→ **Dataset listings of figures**

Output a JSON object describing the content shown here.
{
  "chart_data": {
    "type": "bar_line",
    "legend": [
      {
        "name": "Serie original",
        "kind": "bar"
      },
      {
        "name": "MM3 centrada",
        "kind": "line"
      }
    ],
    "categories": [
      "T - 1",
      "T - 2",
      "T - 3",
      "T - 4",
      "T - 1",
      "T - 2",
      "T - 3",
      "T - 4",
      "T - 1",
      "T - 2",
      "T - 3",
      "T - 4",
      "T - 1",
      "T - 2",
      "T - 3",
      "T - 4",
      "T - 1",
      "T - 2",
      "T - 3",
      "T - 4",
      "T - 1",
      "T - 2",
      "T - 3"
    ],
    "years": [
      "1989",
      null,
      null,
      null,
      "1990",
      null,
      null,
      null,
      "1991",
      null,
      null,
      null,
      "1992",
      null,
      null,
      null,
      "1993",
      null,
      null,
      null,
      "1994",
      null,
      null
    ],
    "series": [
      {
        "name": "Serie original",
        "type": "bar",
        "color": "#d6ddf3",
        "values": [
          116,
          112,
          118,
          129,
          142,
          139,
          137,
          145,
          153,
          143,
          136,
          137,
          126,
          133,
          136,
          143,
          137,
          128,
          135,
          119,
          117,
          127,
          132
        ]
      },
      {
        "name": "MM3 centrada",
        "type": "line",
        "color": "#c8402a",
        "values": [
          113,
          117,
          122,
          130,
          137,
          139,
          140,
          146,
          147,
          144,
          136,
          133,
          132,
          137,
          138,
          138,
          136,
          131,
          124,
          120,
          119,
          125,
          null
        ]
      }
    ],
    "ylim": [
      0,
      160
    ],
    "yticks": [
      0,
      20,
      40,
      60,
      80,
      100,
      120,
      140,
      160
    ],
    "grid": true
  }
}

→ **Set problem**
Please quote the records above exactly, without skipping a line.

→ **Full solution**
Output a JSON object describing the content shown here.
{
  "chart_data": {
    "type": "bar_line",
    "legend": [
      {
        "name": "Serie original",
        "kind": "bar"
      },
      {
        "name": "MM3 centrada",
        "kind": "line"
      }
    ],
    "categories": [
      "T - 1",
      "T - 2",
      "T - 3",
      "T - 4",
      "T - 1",
      "T - 2",
      "T - 3",
      "T - 4",
      "T - 1",
      "T - 2",
      "T - 3",
      "T - 4",
      "T - 1",
      "T - 2",
      "T - 3",
      "T - 4",
      "T - 1",
      "T - 2",
      "T - 3",
      "T - 4",
      "T - 1",
      "T - 2",
      "T - 3"
    ],
    "years": [
      "1989",
      null,
      null,
      null,
      "1990",
      null,
      null,
      null,
      "1991",
      null,
      null,
      null,
      "1992",
      null,
      null,
      null,
      "1993",
      null,
      null,
      null,
      "1994",
      null,
      null
    ],
    "series": [
      {
        "name": "Serie original",
        "type": "bar",
        "color": "#d6ddf3",
        "values": [
          116,
          112,
          118,
          129,
          142,
          139,
          137,
          145,
          153,
          143,
          136,
          137,
          126,
          133,
          136,
          143,
          137,
          128,
          135,
          119,
          117,
          127,
          132
        ]
      },
      {
        "name": "MM3 centrada",
        "type": "line",
        "color": "#c8402a",
        "values": [
          113,
          117,
          122,
          130,
          137,
          139,
          140,
          146,
          147,
          144,
          136,
          133,
          132,
          137,
          138,
          138,
          136,
          131,
          124,
          120,
          119,
          125,
          null
        ]
      }
    ],
    "ylim": [
      0,
      160
    ],
    "yticks": [
      0,
      20,
      40,
      60,
      80,
      100,
      120,
      140,
      160
    ],
    "grid": true
  }
}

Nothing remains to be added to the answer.